Problem requirements: Search the material for the word "Global" and report each line where it turns up.

* START *

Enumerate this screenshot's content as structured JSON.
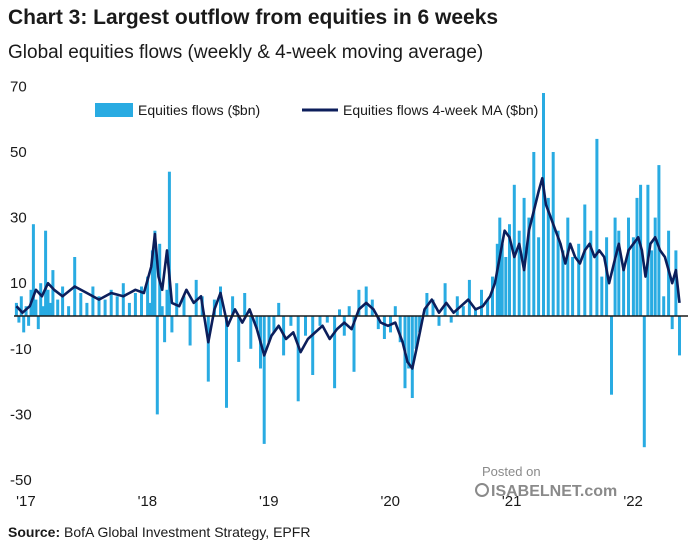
{
  "chart_data": {
    "type": "bar",
    "title": "Chart 3: Largest outflow from equities in 6 weeks",
    "subtitle": "Global equities flows (weekly & 4-week moving average)",
    "xlabel": "",
    "ylabel": "",
    "ylim": [
      -50,
      75
    ],
    "y_ticks": [
      70,
      50,
      30,
      10,
      -10,
      -30,
      -50
    ],
    "x_tick_labels": [
      "'17",
      "'18",
      "'19",
      "'20",
      "'21",
      "'22"
    ],
    "x_tick_years": [
      2017,
      2018,
      2019,
      2020,
      2021,
      2022
    ],
    "x_range_years": [
      2016.9,
      2022.45
    ],
    "grid": false,
    "legend_position": "top",
    "colors": {
      "bars": "#29abe2",
      "ma_line": "#0c1e5b",
      "zero_line": "#1a1a1a"
    },
    "series": [
      {
        "name": "Equities flows ($bn)",
        "type": "bar",
        "points": [
          [
            2016.92,
            4
          ],
          [
            2016.94,
            -2
          ],
          [
            2016.96,
            6
          ],
          [
            2016.98,
            -5
          ],
          [
            2017.0,
            3
          ],
          [
            2017.02,
            -3
          ],
          [
            2017.04,
            8
          ],
          [
            2017.06,
            28
          ],
          [
            2017.08,
            5
          ],
          [
            2017.1,
            -4
          ],
          [
            2017.12,
            10
          ],
          [
            2017.14,
            3
          ],
          [
            2017.16,
            26
          ],
          [
            2017.18,
            8
          ],
          [
            2017.2,
            4
          ],
          [
            2017.22,
            14
          ],
          [
            2017.26,
            5
          ],
          [
            2017.3,
            9
          ],
          [
            2017.35,
            3
          ],
          [
            2017.4,
            18
          ],
          [
            2017.45,
            7
          ],
          [
            2017.5,
            4
          ],
          [
            2017.55,
            9
          ],
          [
            2017.6,
            6
          ],
          [
            2017.65,
            5
          ],
          [
            2017.7,
            8
          ],
          [
            2017.75,
            6
          ],
          [
            2017.8,
            10
          ],
          [
            2017.85,
            4
          ],
          [
            2017.9,
            7
          ],
          [
            2017.95,
            9
          ],
          [
            2018.0,
            12
          ],
          [
            2018.02,
            4
          ],
          [
            2018.04,
            20
          ],
          [
            2018.06,
            26
          ],
          [
            2018.08,
            -30
          ],
          [
            2018.1,
            22
          ],
          [
            2018.12,
            3
          ],
          [
            2018.14,
            -8
          ],
          [
            2018.16,
            8
          ],
          [
            2018.18,
            44
          ],
          [
            2018.2,
            -5
          ],
          [
            2018.24,
            10
          ],
          [
            2018.3,
            6
          ],
          [
            2018.35,
            -9
          ],
          [
            2018.4,
            11
          ],
          [
            2018.45,
            6
          ],
          [
            2018.5,
            -20
          ],
          [
            2018.55,
            5
          ],
          [
            2018.6,
            9
          ],
          [
            2018.65,
            -28
          ],
          [
            2018.7,
            6
          ],
          [
            2018.75,
            -14
          ],
          [
            2018.8,
            7
          ],
          [
            2018.85,
            -10
          ],
          [
            2018.9,
            -4
          ],
          [
            2018.93,
            -16
          ],
          [
            2018.96,
            -39
          ],
          [
            2019.0,
            -8
          ],
          [
            2019.04,
            -5
          ],
          [
            2019.08,
            4
          ],
          [
            2019.12,
            -12
          ],
          [
            2019.18,
            -3
          ],
          [
            2019.24,
            -26
          ],
          [
            2019.3,
            -6
          ],
          [
            2019.36,
            -18
          ],
          [
            2019.42,
            -3
          ],
          [
            2019.48,
            -2
          ],
          [
            2019.54,
            -22
          ],
          [
            2019.58,
            2
          ],
          [
            2019.62,
            -6
          ],
          [
            2019.66,
            3
          ],
          [
            2019.7,
            -17
          ],
          [
            2019.74,
            8
          ],
          [
            2019.8,
            9
          ],
          [
            2019.85,
            5
          ],
          [
            2019.9,
            -4
          ],
          [
            2019.95,
            -7
          ],
          [
            2020.0,
            -5
          ],
          [
            2020.04,
            3
          ],
          [
            2020.08,
            -8
          ],
          [
            2020.12,
            -22
          ],
          [
            2020.15,
            -16
          ],
          [
            2020.18,
            -25
          ],
          [
            2020.21,
            -10
          ],
          [
            2020.24,
            -5
          ],
          [
            2020.3,
            7
          ],
          [
            2020.35,
            5
          ],
          [
            2020.4,
            -3
          ],
          [
            2020.45,
            10
          ],
          [
            2020.5,
            -2
          ],
          [
            2020.55,
            6
          ],
          [
            2020.6,
            3
          ],
          [
            2020.65,
            11
          ],
          [
            2020.7,
            2
          ],
          [
            2020.75,
            8
          ],
          [
            2020.8,
            5
          ],
          [
            2020.84,
            12
          ],
          [
            2020.88,
            22
          ],
          [
            2020.9,
            30
          ],
          [
            2020.92,
            22
          ],
          [
            2020.95,
            18
          ],
          [
            2020.98,
            28
          ],
          [
            2021.02,
            40
          ],
          [
            2021.06,
            26
          ],
          [
            2021.1,
            36
          ],
          [
            2021.14,
            30
          ],
          [
            2021.18,
            50
          ],
          [
            2021.22,
            24
          ],
          [
            2021.26,
            68
          ],
          [
            2021.3,
            36
          ],
          [
            2021.34,
            50
          ],
          [
            2021.38,
            26
          ],
          [
            2021.42,
            20
          ],
          [
            2021.46,
            30
          ],
          [
            2021.5,
            18
          ],
          [
            2021.55,
            22
          ],
          [
            2021.6,
            34
          ],
          [
            2021.65,
            26
          ],
          [
            2021.7,
            54
          ],
          [
            2021.74,
            12
          ],
          [
            2021.78,
            24
          ],
          [
            2021.82,
            -24
          ],
          [
            2021.85,
            30
          ],
          [
            2021.88,
            26
          ],
          [
            2021.92,
            16
          ],
          [
            2021.96,
            30
          ],
          [
            2022.0,
            24
          ],
          [
            2022.03,
            36
          ],
          [
            2022.06,
            40
          ],
          [
            2022.09,
            -40
          ],
          [
            2022.12,
            40
          ],
          [
            2022.15,
            20
          ],
          [
            2022.18,
            30
          ],
          [
            2022.21,
            46
          ],
          [
            2022.25,
            6
          ],
          [
            2022.29,
            26
          ],
          [
            2022.32,
            -4
          ],
          [
            2022.35,
            20
          ],
          [
            2022.38,
            -12
          ]
        ]
      },
      {
        "name": "Equities flows 4-week MA ($bn)",
        "type": "line",
        "points": [
          [
            2016.92,
            3
          ],
          [
            2016.97,
            1
          ],
          [
            2017.03,
            3
          ],
          [
            2017.08,
            8
          ],
          [
            2017.13,
            6
          ],
          [
            2017.18,
            10
          ],
          [
            2017.23,
            8
          ],
          [
            2017.3,
            6
          ],
          [
            2017.4,
            9
          ],
          [
            2017.5,
            7
          ],
          [
            2017.6,
            5
          ],
          [
            2017.7,
            7
          ],
          [
            2017.8,
            6
          ],
          [
            2017.9,
            8
          ],
          [
            2017.97,
            7
          ],
          [
            2018.03,
            15
          ],
          [
            2018.06,
            25
          ],
          [
            2018.09,
            12
          ],
          [
            2018.12,
            8
          ],
          [
            2018.16,
            20
          ],
          [
            2018.2,
            4
          ],
          [
            2018.26,
            3
          ],
          [
            2018.32,
            8
          ],
          [
            2018.38,
            4
          ],
          [
            2018.44,
            6
          ],
          [
            2018.5,
            -8
          ],
          [
            2018.55,
            2
          ],
          [
            2018.6,
            7
          ],
          [
            2018.66,
            -3
          ],
          [
            2018.72,
            2
          ],
          [
            2018.78,
            -2
          ],
          [
            2018.84,
            2
          ],
          [
            2018.9,
            -4
          ],
          [
            2018.96,
            -12
          ],
          [
            2019.02,
            -6
          ],
          [
            2019.08,
            -3
          ],
          [
            2019.14,
            -7
          ],
          [
            2019.2,
            -5
          ],
          [
            2019.26,
            -11
          ],
          [
            2019.32,
            -7
          ],
          [
            2019.38,
            -5
          ],
          [
            2019.44,
            -3
          ],
          [
            2019.5,
            -7
          ],
          [
            2019.56,
            -4
          ],
          [
            2019.62,
            -2
          ],
          [
            2019.68,
            -4
          ],
          [
            2019.74,
            2
          ],
          [
            2019.8,
            4
          ],
          [
            2019.86,
            2
          ],
          [
            2019.92,
            -2
          ],
          [
            2019.98,
            -3
          ],
          [
            2020.04,
            -2
          ],
          [
            2020.1,
            -8
          ],
          [
            2020.14,
            -14
          ],
          [
            2020.18,
            -16
          ],
          [
            2020.22,
            -9
          ],
          [
            2020.28,
            2
          ],
          [
            2020.34,
            5
          ],
          [
            2020.4,
            1
          ],
          [
            2020.46,
            4
          ],
          [
            2020.52,
            1
          ],
          [
            2020.58,
            3
          ],
          [
            2020.64,
            5
          ],
          [
            2020.7,
            2
          ],
          [
            2020.76,
            3
          ],
          [
            2020.82,
            6
          ],
          [
            2020.86,
            10
          ],
          [
            2020.9,
            18
          ],
          [
            2020.94,
            26
          ],
          [
            2020.98,
            24
          ],
          [
            2021.02,
            18
          ],
          [
            2021.06,
            22
          ],
          [
            2021.1,
            14
          ],
          [
            2021.14,
            26
          ],
          [
            2021.18,
            32
          ],
          [
            2021.22,
            38
          ],
          [
            2021.25,
            42
          ],
          [
            2021.28,
            34
          ],
          [
            2021.32,
            30
          ],
          [
            2021.36,
            26
          ],
          [
            2021.4,
            22
          ],
          [
            2021.44,
            16
          ],
          [
            2021.48,
            22
          ],
          [
            2021.52,
            18
          ],
          [
            2021.56,
            16
          ],
          [
            2021.6,
            20
          ],
          [
            2021.64,
            22
          ],
          [
            2021.68,
            18
          ],
          [
            2021.72,
            20
          ],
          [
            2021.76,
            18
          ],
          [
            2021.8,
            10
          ],
          [
            2021.84,
            16
          ],
          [
            2021.88,
            22
          ],
          [
            2021.92,
            14
          ],
          [
            2021.96,
            20
          ],
          [
            2022.0,
            22
          ],
          [
            2022.04,
            24
          ],
          [
            2022.07,
            20
          ],
          [
            2022.1,
            12
          ],
          [
            2022.14,
            22
          ],
          [
            2022.18,
            24
          ],
          [
            2022.22,
            20
          ],
          [
            2022.26,
            18
          ],
          [
            2022.29,
            14
          ],
          [
            2022.32,
            10
          ],
          [
            2022.35,
            14
          ],
          [
            2022.38,
            4
          ]
        ]
      }
    ]
  },
  "source": {
    "label": "Source:",
    "text": "BofA Global Investment Strategy, EPFR"
  },
  "watermark": {
    "line1": "Posted on",
    "line2": "ISABELNET.com"
  }
}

* END *

Solution below:
    "subtitle": "Global equities flows (weekly & 4-week moving average)",
    "text": "BofA Global Investment Strategy, EPFR"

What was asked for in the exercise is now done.